» **Requirements**: Extract each line containing the string "this".

» **Items**:
+ + + +

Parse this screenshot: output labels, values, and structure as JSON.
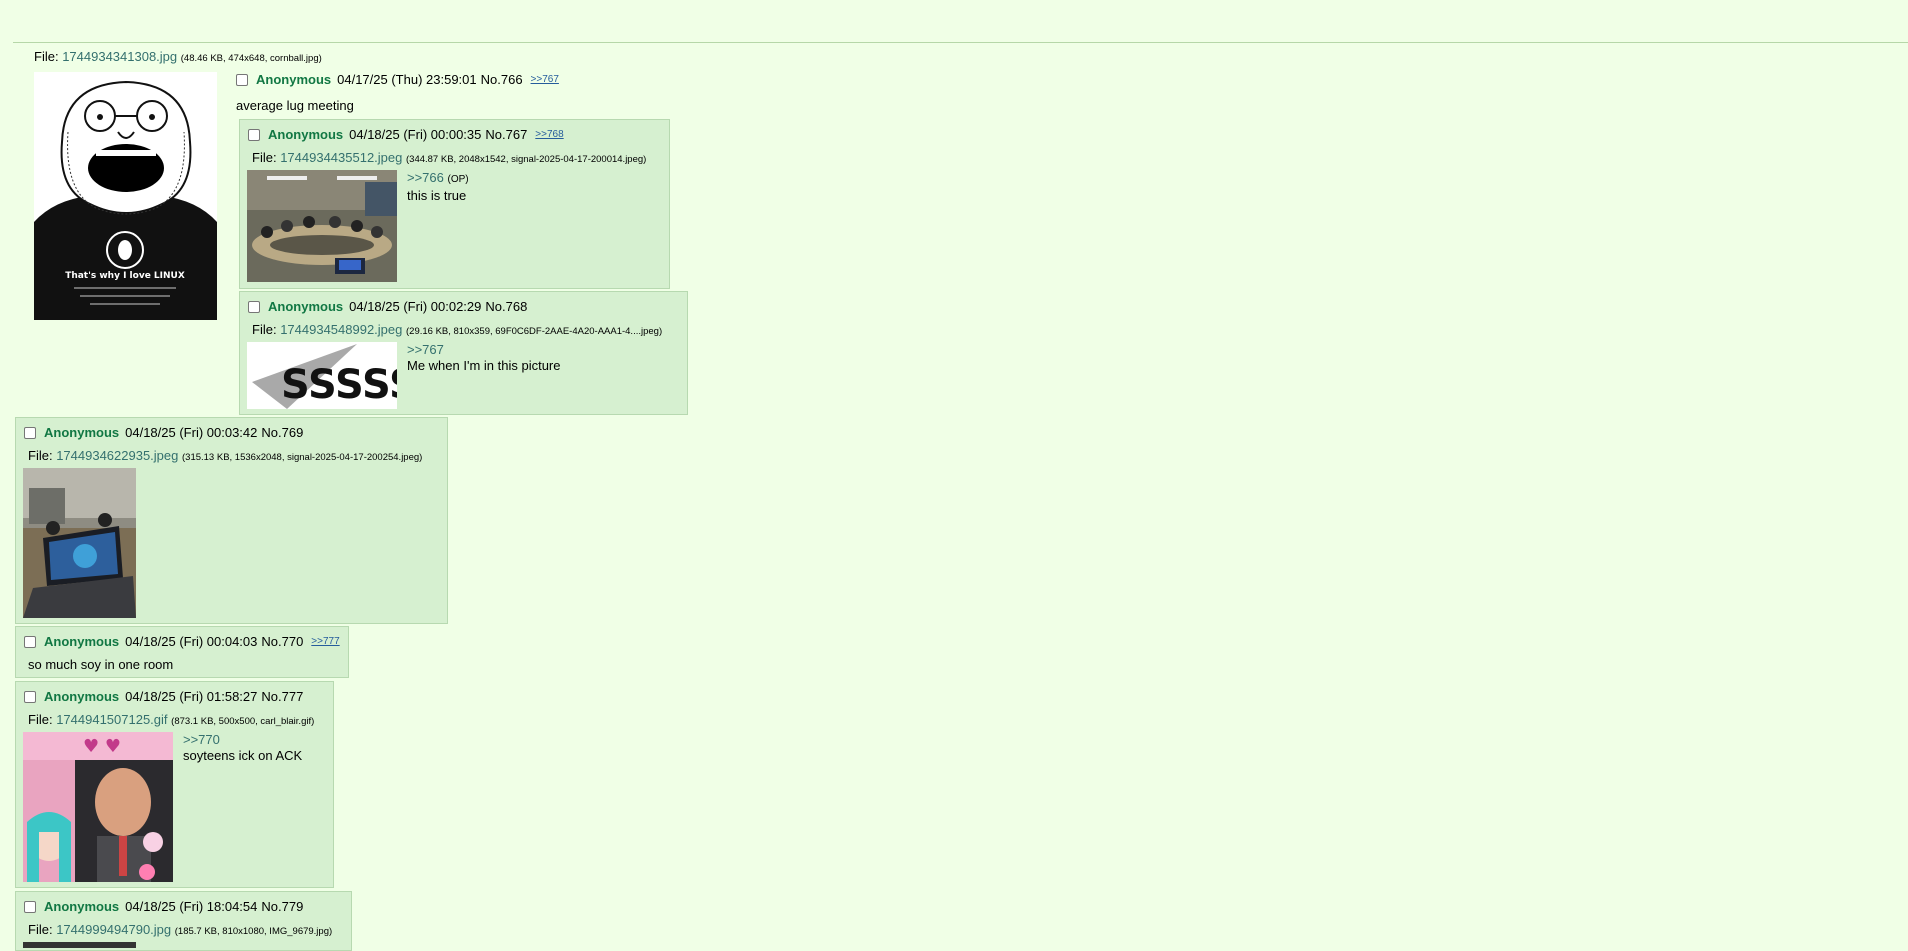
{
  "op": {
    "file_label": "File:",
    "file_link": "1744934341308.jpg",
    "file_meta": "(48.46 KB, 474x648, cornball.jpg)",
    "name": "Anonymous",
    "datetime": "04/17/25 (Thu) 23:59:01",
    "no": "No.766",
    "backlinks": ">>767",
    "message": "average lug meeting",
    "shirt_text": "That's why I love LINUX"
  },
  "replies": [
    {
      "name": "Anonymous",
      "datetime": "04/18/25 (Fri) 00:00:35",
      "no": "No.767",
      "backlinks": ">>768",
      "file_label": "File:",
      "file_link": "1744934435512.jpeg",
      "file_meta": "(344.87 KB, 2048x1542, signal-2025-04-17-200014.jpeg)",
      "quote": ">>766",
      "op_mark": "(OP)",
      "message": "this is true"
    },
    {
      "name": "Anonymous",
      "datetime": "04/18/25 (Fri) 00:02:29",
      "no": "No.768",
      "backlinks": "",
      "file_label": "File:",
      "file_link": "1744934548992.jpeg",
      "file_meta": "(29.16 KB, 810x359, 69F0C6DF-2AAE-4A20-AAA1-4....jpeg)",
      "quote": ">>767",
      "message": "Me when I'm in this picture",
      "thumb_text": "SSSSS"
    },
    {
      "name": "Anonymous",
      "datetime": "04/18/25 (Fri) 00:03:42",
      "no": "No.769",
      "backlinks": "",
      "file_label": "File:",
      "file_link": "1744934622935.jpeg",
      "file_meta": "(315.13 KB, 1536x2048, signal-2025-04-17-200254.jpeg)"
    },
    {
      "name": "Anonymous",
      "datetime": "04/18/25 (Fri) 00:04:03",
      "no": "No.770",
      "backlinks": ">>777",
      "message": "so much soy in one room"
    },
    {
      "name": "Anonymous",
      "datetime": "04/18/25 (Fri) 01:58:27",
      "no": "No.777",
      "backlinks": "",
      "file_label": "File:",
      "file_link": "1744941507125.gif",
      "file_meta": "(873.1 KB, 500x500, carl_blair.gif)",
      "quote": ">>770",
      "message": "soyteens ick on ACK"
    },
    {
      "name": "Anonymous",
      "datetime": "04/18/25 (Fri) 18:04:54",
      "no": "No.779",
      "backlinks": "",
      "file_label": "File:",
      "file_link": "1744999494790.jpg",
      "file_meta": "(185.7 KB, 810x1080, IMG_9679.jpg)"
    }
  ]
}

+ + + +

» **Problem solution**:
Parse this screenshot: output labels, values, and structure as JSON.
      "message": "this is true"
      "message": "Me when I'm in this picture",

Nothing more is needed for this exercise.